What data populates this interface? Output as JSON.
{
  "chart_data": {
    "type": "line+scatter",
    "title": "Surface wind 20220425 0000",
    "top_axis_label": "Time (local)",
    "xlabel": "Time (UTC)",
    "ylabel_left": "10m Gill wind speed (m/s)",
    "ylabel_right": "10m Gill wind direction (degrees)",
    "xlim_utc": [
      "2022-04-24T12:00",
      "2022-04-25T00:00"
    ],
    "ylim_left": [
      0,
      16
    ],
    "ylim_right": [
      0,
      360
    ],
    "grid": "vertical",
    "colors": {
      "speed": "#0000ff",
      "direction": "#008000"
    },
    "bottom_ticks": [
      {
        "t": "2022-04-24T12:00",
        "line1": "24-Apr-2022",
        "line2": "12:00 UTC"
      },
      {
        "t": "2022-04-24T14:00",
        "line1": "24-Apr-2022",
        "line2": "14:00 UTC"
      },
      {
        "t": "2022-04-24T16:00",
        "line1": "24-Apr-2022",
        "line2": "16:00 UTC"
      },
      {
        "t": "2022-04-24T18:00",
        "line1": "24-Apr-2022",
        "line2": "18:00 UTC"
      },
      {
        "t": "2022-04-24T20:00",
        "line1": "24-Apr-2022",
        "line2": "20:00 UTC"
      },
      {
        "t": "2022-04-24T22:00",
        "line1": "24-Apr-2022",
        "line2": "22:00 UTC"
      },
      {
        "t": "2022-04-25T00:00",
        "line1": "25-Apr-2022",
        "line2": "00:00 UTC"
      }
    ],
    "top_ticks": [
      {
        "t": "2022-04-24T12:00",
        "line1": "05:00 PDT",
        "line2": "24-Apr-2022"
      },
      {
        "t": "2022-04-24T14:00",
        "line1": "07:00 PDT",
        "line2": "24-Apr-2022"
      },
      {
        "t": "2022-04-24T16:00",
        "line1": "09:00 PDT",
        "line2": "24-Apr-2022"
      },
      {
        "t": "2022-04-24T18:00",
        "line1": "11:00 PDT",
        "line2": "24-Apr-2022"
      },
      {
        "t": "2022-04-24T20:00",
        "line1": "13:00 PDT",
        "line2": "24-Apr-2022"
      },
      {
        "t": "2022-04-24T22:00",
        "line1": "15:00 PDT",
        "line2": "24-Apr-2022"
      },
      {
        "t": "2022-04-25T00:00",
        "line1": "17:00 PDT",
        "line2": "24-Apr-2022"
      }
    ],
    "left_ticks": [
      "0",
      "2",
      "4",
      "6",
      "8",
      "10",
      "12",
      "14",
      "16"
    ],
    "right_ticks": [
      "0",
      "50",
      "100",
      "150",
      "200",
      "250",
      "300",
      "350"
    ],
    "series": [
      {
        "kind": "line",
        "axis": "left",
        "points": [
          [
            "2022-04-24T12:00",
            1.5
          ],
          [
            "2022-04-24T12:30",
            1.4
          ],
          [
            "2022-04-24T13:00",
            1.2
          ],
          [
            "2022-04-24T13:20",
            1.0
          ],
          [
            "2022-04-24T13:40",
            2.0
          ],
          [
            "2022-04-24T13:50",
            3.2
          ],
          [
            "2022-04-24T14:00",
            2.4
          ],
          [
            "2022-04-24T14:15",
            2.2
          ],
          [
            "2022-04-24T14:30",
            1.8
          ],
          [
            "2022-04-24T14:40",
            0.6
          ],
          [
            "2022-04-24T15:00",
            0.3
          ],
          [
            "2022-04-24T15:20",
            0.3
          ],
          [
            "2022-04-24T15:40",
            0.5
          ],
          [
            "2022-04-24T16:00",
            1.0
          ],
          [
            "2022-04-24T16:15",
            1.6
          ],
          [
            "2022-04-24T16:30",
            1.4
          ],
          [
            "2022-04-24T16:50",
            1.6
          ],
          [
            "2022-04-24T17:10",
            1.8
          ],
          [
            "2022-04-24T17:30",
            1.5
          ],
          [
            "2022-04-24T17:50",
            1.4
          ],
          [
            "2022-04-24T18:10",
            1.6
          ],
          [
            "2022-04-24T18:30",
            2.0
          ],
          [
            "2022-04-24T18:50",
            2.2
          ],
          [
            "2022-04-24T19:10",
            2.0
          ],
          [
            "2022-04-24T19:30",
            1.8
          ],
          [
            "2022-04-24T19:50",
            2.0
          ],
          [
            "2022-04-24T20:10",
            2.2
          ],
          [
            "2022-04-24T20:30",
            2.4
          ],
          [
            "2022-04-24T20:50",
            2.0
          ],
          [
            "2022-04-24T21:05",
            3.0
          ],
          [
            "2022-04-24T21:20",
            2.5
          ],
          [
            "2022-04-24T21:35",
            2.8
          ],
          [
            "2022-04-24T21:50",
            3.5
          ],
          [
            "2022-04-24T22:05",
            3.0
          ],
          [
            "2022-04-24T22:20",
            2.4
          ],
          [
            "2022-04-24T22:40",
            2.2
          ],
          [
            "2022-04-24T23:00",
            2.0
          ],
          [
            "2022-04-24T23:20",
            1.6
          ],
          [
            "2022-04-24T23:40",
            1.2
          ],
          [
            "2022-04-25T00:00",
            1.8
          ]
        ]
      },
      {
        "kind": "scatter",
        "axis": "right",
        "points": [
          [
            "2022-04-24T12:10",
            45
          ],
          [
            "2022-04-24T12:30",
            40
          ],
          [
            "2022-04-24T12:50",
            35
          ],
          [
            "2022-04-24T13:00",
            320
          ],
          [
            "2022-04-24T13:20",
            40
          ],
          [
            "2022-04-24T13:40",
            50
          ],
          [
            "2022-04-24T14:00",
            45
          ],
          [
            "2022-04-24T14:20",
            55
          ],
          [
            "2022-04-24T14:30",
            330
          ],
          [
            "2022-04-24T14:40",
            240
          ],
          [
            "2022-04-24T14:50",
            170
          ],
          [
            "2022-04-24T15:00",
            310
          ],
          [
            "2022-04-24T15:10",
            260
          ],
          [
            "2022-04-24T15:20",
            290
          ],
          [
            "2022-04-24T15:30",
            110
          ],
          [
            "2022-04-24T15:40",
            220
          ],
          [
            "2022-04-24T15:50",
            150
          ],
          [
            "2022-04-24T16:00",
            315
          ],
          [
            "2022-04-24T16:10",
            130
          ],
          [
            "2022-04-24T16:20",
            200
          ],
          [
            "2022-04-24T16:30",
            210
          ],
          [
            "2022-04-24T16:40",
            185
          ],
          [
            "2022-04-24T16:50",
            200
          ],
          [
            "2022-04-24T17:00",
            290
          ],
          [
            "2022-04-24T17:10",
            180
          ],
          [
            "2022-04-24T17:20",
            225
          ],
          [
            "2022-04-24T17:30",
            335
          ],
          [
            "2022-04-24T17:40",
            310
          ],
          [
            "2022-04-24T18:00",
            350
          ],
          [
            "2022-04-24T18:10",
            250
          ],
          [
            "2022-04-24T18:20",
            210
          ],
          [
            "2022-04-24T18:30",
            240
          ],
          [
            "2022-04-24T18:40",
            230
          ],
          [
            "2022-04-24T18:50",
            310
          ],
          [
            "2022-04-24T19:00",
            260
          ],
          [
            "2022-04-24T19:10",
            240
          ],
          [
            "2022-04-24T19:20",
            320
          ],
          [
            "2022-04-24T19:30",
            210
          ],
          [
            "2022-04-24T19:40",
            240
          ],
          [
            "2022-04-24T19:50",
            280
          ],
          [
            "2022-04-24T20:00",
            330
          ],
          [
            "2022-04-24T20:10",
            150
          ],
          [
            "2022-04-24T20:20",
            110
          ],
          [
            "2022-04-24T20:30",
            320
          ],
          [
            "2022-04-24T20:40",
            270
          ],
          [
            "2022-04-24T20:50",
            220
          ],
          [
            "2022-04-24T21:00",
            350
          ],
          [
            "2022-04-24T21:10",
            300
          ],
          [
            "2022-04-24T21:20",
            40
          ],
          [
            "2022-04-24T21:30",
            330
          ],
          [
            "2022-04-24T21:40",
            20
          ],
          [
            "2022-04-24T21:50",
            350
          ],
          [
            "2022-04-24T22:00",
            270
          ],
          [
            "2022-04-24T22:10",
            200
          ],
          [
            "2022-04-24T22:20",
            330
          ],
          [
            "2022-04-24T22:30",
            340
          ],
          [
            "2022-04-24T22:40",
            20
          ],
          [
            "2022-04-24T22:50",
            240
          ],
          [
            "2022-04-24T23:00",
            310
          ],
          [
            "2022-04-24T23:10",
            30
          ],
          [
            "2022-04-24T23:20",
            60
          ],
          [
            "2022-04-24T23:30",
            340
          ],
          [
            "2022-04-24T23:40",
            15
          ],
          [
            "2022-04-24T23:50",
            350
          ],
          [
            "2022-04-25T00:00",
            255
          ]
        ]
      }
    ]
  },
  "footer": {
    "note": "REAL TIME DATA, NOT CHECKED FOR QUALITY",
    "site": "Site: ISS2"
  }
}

● **Description of the task**: Using the records above, copy every line that has the word "direction" in it.

● **Exercise answer**:
    "ylabel_right": "10m Gill wind direction (degrees)",
      "direction": "#008000"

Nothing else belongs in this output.